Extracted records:
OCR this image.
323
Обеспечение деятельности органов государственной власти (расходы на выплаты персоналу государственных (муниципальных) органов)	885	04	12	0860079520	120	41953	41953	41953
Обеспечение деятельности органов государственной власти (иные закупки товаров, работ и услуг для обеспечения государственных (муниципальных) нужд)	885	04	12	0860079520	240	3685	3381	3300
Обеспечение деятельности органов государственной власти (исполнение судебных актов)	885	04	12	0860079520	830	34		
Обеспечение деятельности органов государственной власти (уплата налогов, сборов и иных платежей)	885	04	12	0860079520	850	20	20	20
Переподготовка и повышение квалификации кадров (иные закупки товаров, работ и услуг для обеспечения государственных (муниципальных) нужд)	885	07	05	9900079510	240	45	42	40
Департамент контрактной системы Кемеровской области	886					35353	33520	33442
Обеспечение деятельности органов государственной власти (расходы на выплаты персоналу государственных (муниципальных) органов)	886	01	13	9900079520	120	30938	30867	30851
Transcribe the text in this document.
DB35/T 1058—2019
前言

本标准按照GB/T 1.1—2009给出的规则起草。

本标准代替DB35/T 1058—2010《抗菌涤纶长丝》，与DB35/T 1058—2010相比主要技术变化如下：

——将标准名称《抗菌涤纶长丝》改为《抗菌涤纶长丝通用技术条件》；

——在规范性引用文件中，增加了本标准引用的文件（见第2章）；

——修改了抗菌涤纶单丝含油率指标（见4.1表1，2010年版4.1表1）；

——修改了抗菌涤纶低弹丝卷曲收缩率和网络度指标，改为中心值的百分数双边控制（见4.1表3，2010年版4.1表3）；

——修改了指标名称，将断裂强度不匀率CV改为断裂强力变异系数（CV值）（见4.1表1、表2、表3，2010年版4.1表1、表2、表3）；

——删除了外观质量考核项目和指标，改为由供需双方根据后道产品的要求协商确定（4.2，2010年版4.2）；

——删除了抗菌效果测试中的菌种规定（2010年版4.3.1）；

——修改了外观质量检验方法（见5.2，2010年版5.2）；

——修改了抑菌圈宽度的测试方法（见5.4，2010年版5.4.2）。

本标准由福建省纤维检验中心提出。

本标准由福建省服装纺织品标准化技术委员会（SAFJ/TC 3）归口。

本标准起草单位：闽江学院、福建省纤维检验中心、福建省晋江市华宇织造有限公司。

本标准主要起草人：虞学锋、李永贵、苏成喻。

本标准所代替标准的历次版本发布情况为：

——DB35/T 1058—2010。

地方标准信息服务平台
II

# What you are asked to do:
Return every record, word for word.

# Reply to the task:
OCR this image.
323
Обеспечение деятельности органов государственной власти (расходы на выплаты персоналу государственных (муниципальных) органов)	885	04	12	0860079520	120	41953	41953	41953
Обеспечение деятельности органов государственной власти (иные закупки товаров, работ и услуг для обеспечения государственных (муниципальных) нужд)	885	04	12	0860079520	240	3685	3381	3300
Обеспечение деятельности органов государственной власти (исполнение судебных актов)	885	04	12	0860079520	830	34		
Обеспечение деятельности органов государственной власти (уплата налогов, сборов и иных платежей)	885	04	12	0860079520	850	20	20	20
Переподготовка и повышение квалификации кадров (иные закупки товаров, работ и услуг для обеспечения государственных (муниципальных) нужд)	885	07	05	9900079510	240	45	42	40
Департамент контрактной системы Кемеровской области	886					35353	33520	33442
Обеспечение деятельности органов государственной власти (расходы на выплаты персоналу государственных (муниципальных) органов)	886	01	13	9900079520	120	30938	30867	30851
Transcribe the text in this document.
DB35/T 1058—2019
前言

本标准按照GB/T 1.1—2009给出的规则起草。

本标准代替DB35/T 1058—2010《抗菌涤纶长丝》，与DB35/T 1058—2010相比主要技术变化如下：

——将标准名称《抗菌涤纶长丝》改为《抗菌涤纶长丝通用技术条件》；

——在规范性引用文件中，增加了本标准引用的文件（见第2章）；

——修改了抗菌涤纶单丝含油率指标（见4.1表1，2010年版4.1表1）；

——修改了抗菌涤纶低弹丝卷曲收缩率和网络度指标，改为中心值的百分数双边控制（见4.1表3，2010年版4.1表3）；

——修改了指标名称，将断裂强度不匀率CV改为断裂强力变异系数（CV值）（见4.1表1、表2、表3，2010年版4.1表1、表2、表3）；

——删除了外观质量考核项目和指标，改为由供需双方根据后道产品的要求协商确定（4.2，2010年版4.2）；

——删除了抗菌效果测试中的菌种规定（2010年版4.3.1）；

——修改了外观质量检验方法（见5.2，2010年版5.2）；

——修改了抑菌圈宽度的测试方法（见5.4，2010年版5.4.2）。

本标准由福建省纤维检验中心提出。

本标准由福建省服装纺织品标准化技术委员会（SAFJ/TC 3）归口。

本标准起草单位：闽江学院、福建省纤维检验中心、福建省晋江市华宇织造有限公司。

本标准主要起草人：虞学锋、李永贵、苏成喻。

本标准所代替标准的历次版本发布情况为：

——DB35/T 1058—2010。

地方标准信息服务平台
II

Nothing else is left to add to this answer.